» **What to produce**
Without the images, output each record below as it stands.

» **Raw records**
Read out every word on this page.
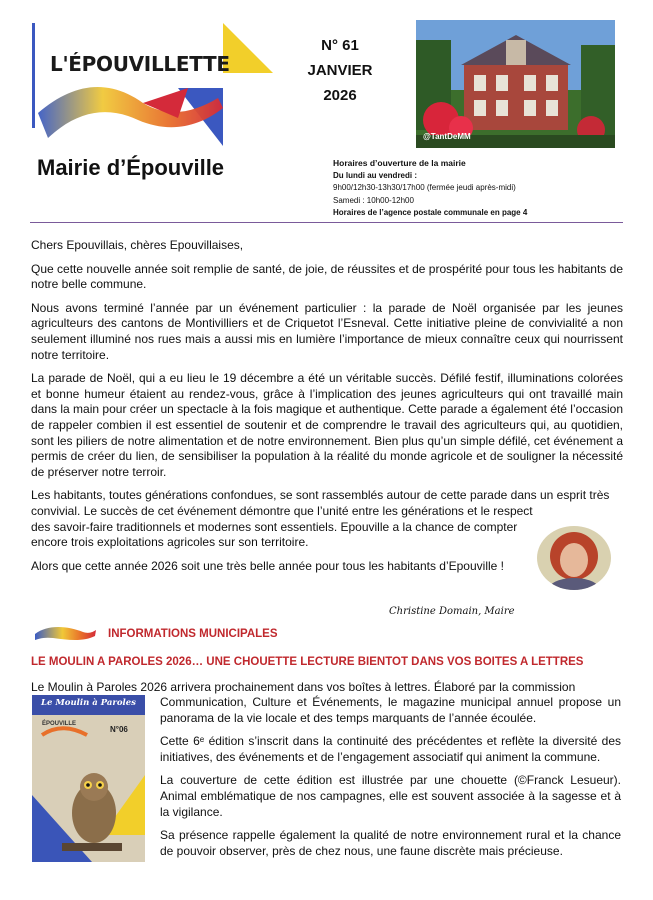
L'ÉPOUVILLETTE
N° 61
JANVIER
2026
@TantDeMM
Mairie d’Épouville	Horaires d’ouverture de la mairie
Du lundi au vendredi :
9h00/12h30-13h30/17h00 (fermée jeudi après-midi)
Samedi : 10h00-12h00
Horaires de l’agence postale communale en page 4

Chers Epouvillais, chères Epouvillaises,

Que cette nouvelle année soit remplie de santé, de joie, de réussites et de prospérité pour tous les habitants de notre belle commune.

Nous avons terminé l’année par un événement particulier : la parade de Noël organisée par les jeunes agriculteurs des cantons de Montivilliers et de Criquetot l’Esneval. Cette initiative pleine de convivialité a non seulement illuminé nos rues mais a aussi mis en lumière l’importance de mieux connaître ceux qui nourrissent notre territoire.

La parade de Noël, qui a eu lieu le 19 décembre a été un véritable succès. Défilé festif, illuminations colorées et bonne humeur étaient au rendez-vous, grâce à l’implication des jeunes agriculteurs qui ont travaillé main dans la main pour créer un spectacle à la fois magique et authentique. Cette parade a également été l’occasion de rappeler combien il est essentiel de soutenir et de comprendre le travail des agriculteurs qui, au quotidien, sont les piliers de notre alimentation et de notre environnement. Bien plus qu’un simple défilé, cet événement a permis de créer du lien, de sensibiliser la population à la réalité du monde agricole et de souligner la nécessité de préserver notre terroir.

Les habitants, toutes générations confondues, se sont rassemblés autour de cette parade dans un esprit très
convivial. Le succès de cet événement démontre que l’unité entre les générations et le respect
des savoir-faire traditionnels et modernes sont essentiels. Epouville a la chance de compter
encore trois exploitations agricoles sur son territoire.

Alors que cette année 2026 soit une très belle année pour tous les habitants d’Epouville !

Christine Domain, Maire
INFORMATIONS MUNICIPALES
LE MOULIN A PAROLES 2026… UNE CHOUETTE LECTURE BIENTOT DANS VOS BOITES A LETTRES
Le Moulin à Paroles 2026 arrivera prochainement dans vos boîtes à lettres. Élaboré par la commission
Le Moulin à Paroles
ÉPOUVILLE
N°06

Communication, Culture et Événements, le magazine municipal annuel propose un panorama de la vie locale et des temps marquants de l’année écoulée.

Cette 6ᵉ édition s’inscrit dans la continuité des précédentes et reflète la diversité des initiatives, des événements et de l’engagement associatif qui animent la commune.

La couverture de cette édition est illustrée par une chouette (©Franck Lesueur). Animal emblématique de nos campagnes, elle est souvent associée à la sagesse et à la vigilance.

Sa présence rappelle également la qualité de notre environnement rural et la chance de pouvoir observer, près de chez nous, une faune discrète mais précieuse.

» **Task output**
Read out every word on this page.
L'ÉPOUVILLETTE
N° 61
JANVIER
2026
@TantDeMM
Mairie d’Épouville	Horaires d’ouverture de la mairie
Du lundi au vendredi :
9h00/12h30-13h30/17h00 (fermée jeudi après-midi)
Samedi : 10h00-12h00
Horaires de l’agence postale communale en page 4

Chers Epouvillais, chères Epouvillaises,

Que cette nouvelle année soit remplie de santé, de joie, de réussites et de prospérité pour tous les habitants de notre belle commune.

Nous avons terminé l’année par un événement particulier : la parade de Noël organisée par les jeunes agriculteurs des cantons de Montivilliers et de Criquetot l’Esneval. Cette initiative pleine de convivialité a non seulement illuminé nos rues mais a aussi mis en lumière l’importance de mieux connaître ceux qui nourrissent notre territoire.

La parade de Noël, qui a eu lieu le 19 décembre a été un véritable succès. Défilé festif, illuminations colorées et bonne humeur étaient au rendez-vous, grâce à l’implication des jeunes agriculteurs qui ont travaillé main dans la main pour créer un spectacle à la fois magique et authentique. Cette parade a également été l’occasion de rappeler combien il est essentiel de soutenir et de comprendre le travail des agriculteurs qui, au quotidien, sont les piliers de notre alimentation et de notre environnement. Bien plus qu’un simple défilé, cet événement a permis de créer du lien, de sensibiliser la population à la réalité du monde agricole et de souligner la nécessité de préserver notre terroir.

Les habitants, toutes générations confondues, se sont rassemblés autour de cette parade dans un esprit très
convivial. Le succès de cet événement démontre que l’unité entre les générations et le respect
des savoir-faire traditionnels et modernes sont essentiels. Epouville a la chance de compter
encore trois exploitations agricoles sur son territoire.

Alors que cette année 2026 soit une très belle année pour tous les habitants d’Epouville !

Christine Domain, Maire
INFORMATIONS MUNICIPALES
LE MOULIN A PAROLES 2026… UNE CHOUETTE LECTURE BIENTOT DANS VOS BOITES A LETTRES
Le Moulin à Paroles 2026 arrivera prochainement dans vos boîtes à lettres. Élaboré par la commission
Le Moulin à Paroles
ÉPOUVILLE
N°06

Communication, Culture et Événements, le magazine municipal annuel propose un panorama de la vie locale et des temps marquants de l’année écoulée.

Cette 6ᵉ édition s’inscrit dans la continuité des précédentes et reflète la diversité des initiatives, des événements et de l’engagement associatif qui animent la commune.

La couverture de cette édition est illustrée par une chouette (©Franck Lesueur). Animal emblématique de nos campagnes, elle est souvent associée à la sagesse et à la vigilance.

Sa présence rappelle également la qualité de notre environnement rural et la chance de pouvoir observer, près de chez nous, une faune discrète mais précieuse.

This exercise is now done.